- Task directions
Without including any pictures, copy each entry below exactly.

- Data listing
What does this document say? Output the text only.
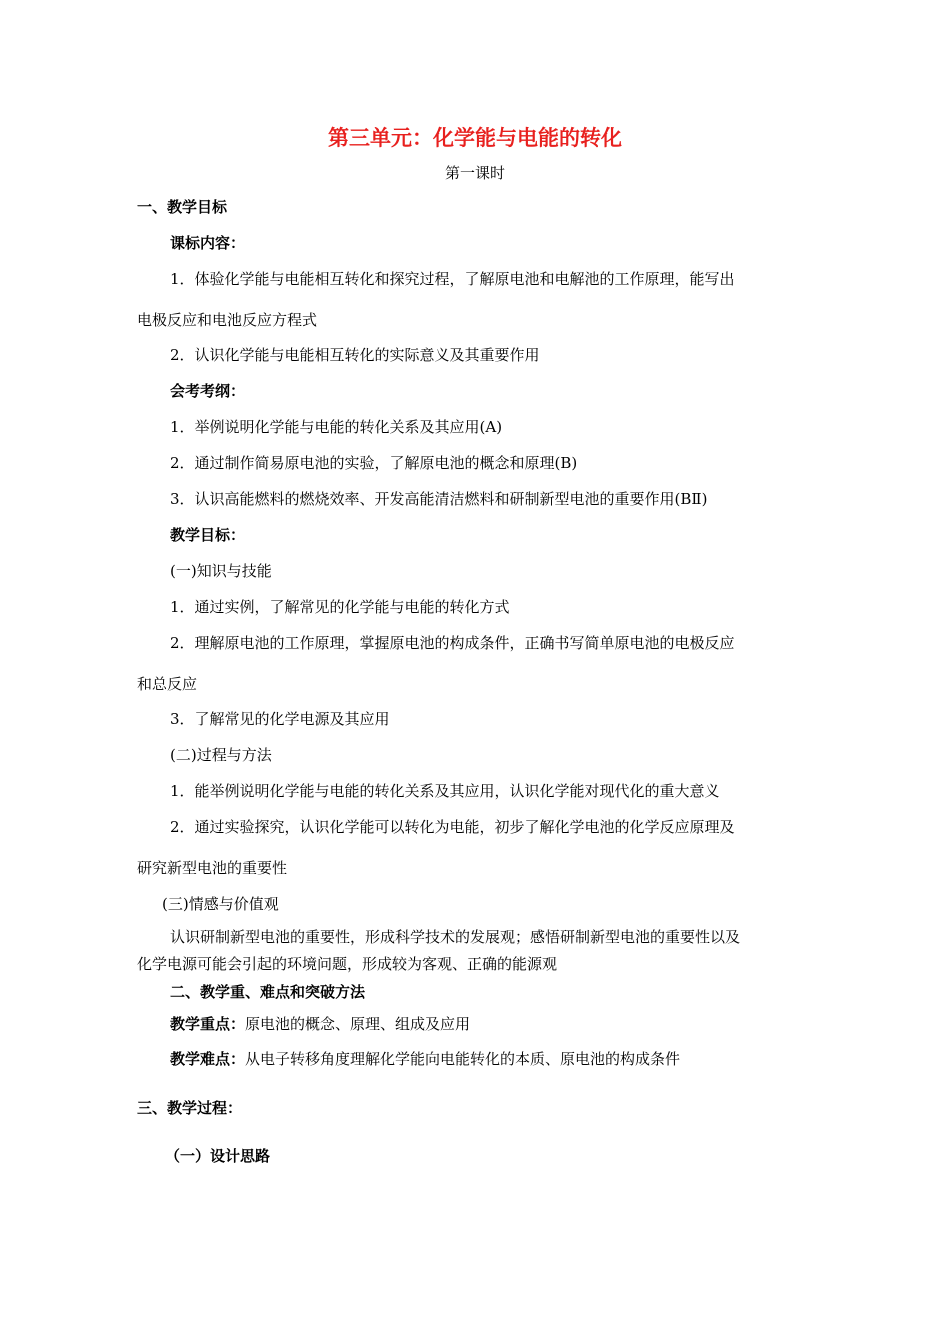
第三单元：化学能与电能的转化
第一课时
一、教学目标
课标内容：
1．体验化学能与电能相互转化和探究过程，了解原电池和电解池的工作原理，能写出
电极反应和电池反应方程式
2．认识化学能与电能相互转化的实际意义及其重要作用
会考考纲：
1．举例说明化学能与电能的转化关系及其应用(A)
2．通过制作简易原电池的实验，了解原电池的概念和原理(B)
3．认识高能燃料的燃烧效率、开发高能清洁燃料和研制新型电池的重要作用(BⅡ)
教学目标：
(一)知识与技能
1．通过实例，了解常见的化学能与电能的转化方式
2．理解原电池的工作原理，掌握原电池的构成条件，正确书写简单原电池的电极反应
和总反应
3．了解常见的化学电源及其应用
(二)过程与方法
1．能举例说明化学能与电能的转化关系及其应用，认识化学能对现代化的重大意义
2．通过实验探究，认识化学能可以转化为电能，初步了解化学电池的化学反应原理及
研究新型电池的重要性
(三)情感与价值观
认识研制新型电池的重要性，形成科学技术的发展观；感悟研制新型电池的重要性以及
化学电源可能会引起的环境问题，形成较为客观、正确的能源观
二、教学重、难点和突破方法
教学重点：原电池的概念、原理、组成及应用
教学难点：从电子转移角度理解化学能向电能转化的本质、原电池的构成条件
三、教学过程：
（一）设计思路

- Output
What does this document say? Output the text only.
第三单元：化学能与电能的转化
第一课时
一、教学目标
课标内容：
1．体验化学能与电能相互转化和探究过程，了解原电池和电解池的工作原理，能写出
电极反应和电池反应方程式
2．认识化学能与电能相互转化的实际意义及其重要作用
会考考纲：
1．举例说明化学能与电能的转化关系及其应用(A)
2．通过制作简易原电池的实验，了解原电池的概念和原理(B)
3．认识高能燃料的燃烧效率、开发高能清洁燃料和研制新型电池的重要作用(BⅡ)
教学目标：
(一)知识与技能
1．通过实例，了解常见的化学能与电能的转化方式
2．理解原电池的工作原理，掌握原电池的构成条件，正确书写简单原电池的电极反应
和总反应
3．了解常见的化学电源及其应用
(二)过程与方法
1．能举例说明化学能与电能的转化关系及其应用，认识化学能对现代化的重大意义
2．通过实验探究，认识化学能可以转化为电能，初步了解化学电池的化学反应原理及
研究新型电池的重要性
(三)情感与价值观
认识研制新型电池的重要性，形成科学技术的发展观；感悟研制新型电池的重要性以及
化学电源可能会引起的环境问题，形成较为客观、正确的能源观
二、教学重、难点和突破方法
教学重点：原电池的概念、原理、组成及应用
教学难点：从电子转移角度理解化学能向电能转化的本质、原电池的构成条件
三、教学过程：
（一）设计思路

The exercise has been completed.